REQUIREMENT: Decide whether each statement below agrees with the calf resuscitation text, answering yes or no and quoting the deciding words: (a) mask ventilation is described as effective in the neonate; (b) routine sodium bicarbonate administration is advised against; (c) the stated dexamethasone dose is 0.05 mg/kg BW.

BEGIN TEXT EXCERPT

Sodium bicarbonate has been used empirically at 1-2 mEq HCO3 / kg IV to resuscitate calves after a dystocia with no reported deleterious effects. The advantages of bicarbonate treatment is that a mixed respiratory/strong ion (metabolic) acidosis is present in all new born calves, and anaerobic glycolysis is a normal event in the fetus during parturition. The disadvantages of bicarbonate administration is increased production of CO2 (which may exacerbate respiratory acidosis), and hyperosmotic bicarbonate solutions have been associated with an increased incidence of cerebral vascular accidents in premature human infants. Sodium bicarbonate treatment therefore has some theoretical risks, and the current evidence suggests that sodium bicarbonate should not be routinely administered.
If the calf becomes profoundly bradycardic, 1 mL of epinephrine (1 mg/ml solution) IV, intracardiac, or into the base of the tongue can be administered to a 45 kg calf. This invariably induces a rapid tachycardia that may be helpful if the calf can be intubated and ventilation is assisted. If the calf fails to spontaneously breathe, mechanical ventilation is required. Mouth to nose resuscitation (by occluding one nostril of the calf and blowing into the other) or mask ventilation is ineffective in the neonate because it is much easier to inflate the abomasum than the lungs. Seizure activity may be difficult to recognize in calves, but is characterized by abnormal eye movement, paddling of limbs, and bawling. All are associated with central nervous system injury and constitute a poor prognosis. Corticosteroids (dexamethasone, 0.05 mg/kg BW IV or IM) should be administered to all premature calves with respiratory difficulties, because it helps to stimulate surfactant production after 24 hours. In other words, the calf has to live for at least 24 hours for this treatment to be of benefit.

END TEXT EXCERPT
BEGIN SUPPLIED RECORDS

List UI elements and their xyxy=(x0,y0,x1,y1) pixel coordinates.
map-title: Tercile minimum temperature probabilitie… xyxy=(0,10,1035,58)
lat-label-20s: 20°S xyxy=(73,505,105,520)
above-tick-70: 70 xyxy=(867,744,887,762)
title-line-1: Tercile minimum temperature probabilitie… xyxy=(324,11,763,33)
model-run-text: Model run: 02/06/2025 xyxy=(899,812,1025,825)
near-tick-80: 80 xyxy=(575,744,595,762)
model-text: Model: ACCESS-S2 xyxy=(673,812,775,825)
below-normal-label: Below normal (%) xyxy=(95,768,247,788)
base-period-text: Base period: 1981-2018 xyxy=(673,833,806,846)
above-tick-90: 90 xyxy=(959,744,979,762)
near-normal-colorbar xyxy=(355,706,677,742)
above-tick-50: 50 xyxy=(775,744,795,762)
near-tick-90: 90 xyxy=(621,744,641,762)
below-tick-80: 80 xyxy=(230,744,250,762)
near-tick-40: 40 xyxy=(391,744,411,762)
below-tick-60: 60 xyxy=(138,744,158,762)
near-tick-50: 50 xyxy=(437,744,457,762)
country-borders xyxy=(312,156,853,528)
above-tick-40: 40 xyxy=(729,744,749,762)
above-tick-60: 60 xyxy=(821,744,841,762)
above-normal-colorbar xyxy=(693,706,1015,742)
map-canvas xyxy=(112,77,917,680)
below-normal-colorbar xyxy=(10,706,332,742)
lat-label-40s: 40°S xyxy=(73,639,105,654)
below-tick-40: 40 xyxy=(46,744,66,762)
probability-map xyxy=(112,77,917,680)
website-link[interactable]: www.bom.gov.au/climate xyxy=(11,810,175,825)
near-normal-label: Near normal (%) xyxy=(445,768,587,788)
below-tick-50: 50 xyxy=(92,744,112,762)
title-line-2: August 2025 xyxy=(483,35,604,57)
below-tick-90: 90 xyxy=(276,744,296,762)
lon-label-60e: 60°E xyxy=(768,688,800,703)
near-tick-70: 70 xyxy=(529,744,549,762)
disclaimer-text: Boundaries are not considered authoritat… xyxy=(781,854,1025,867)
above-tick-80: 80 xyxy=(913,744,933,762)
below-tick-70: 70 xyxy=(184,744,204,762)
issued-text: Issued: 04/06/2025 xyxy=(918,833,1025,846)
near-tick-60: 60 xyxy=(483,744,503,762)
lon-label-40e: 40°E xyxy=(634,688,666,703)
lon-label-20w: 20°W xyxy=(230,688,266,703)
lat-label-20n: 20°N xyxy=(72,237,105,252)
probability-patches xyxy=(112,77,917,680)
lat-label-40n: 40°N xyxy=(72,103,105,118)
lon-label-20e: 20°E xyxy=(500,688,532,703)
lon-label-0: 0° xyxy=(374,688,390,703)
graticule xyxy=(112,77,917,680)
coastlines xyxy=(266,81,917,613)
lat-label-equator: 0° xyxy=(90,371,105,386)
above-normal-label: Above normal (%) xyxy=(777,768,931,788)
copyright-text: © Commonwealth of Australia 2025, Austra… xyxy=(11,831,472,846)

END SUPPLIED RECORDS

EXERCISE ANSWER:
(a) No: "Mouth to nose resuscitation (by occluding one nostril of the calf and blowing into the other) or mask ventilation is ineffective in the neonate"
(b) Yes: "the current evidence suggests that sodium bicarbonate should not be routinely administered"
(c) Yes: "dexamethasone, 0.05 mg/kg BW IV or IM"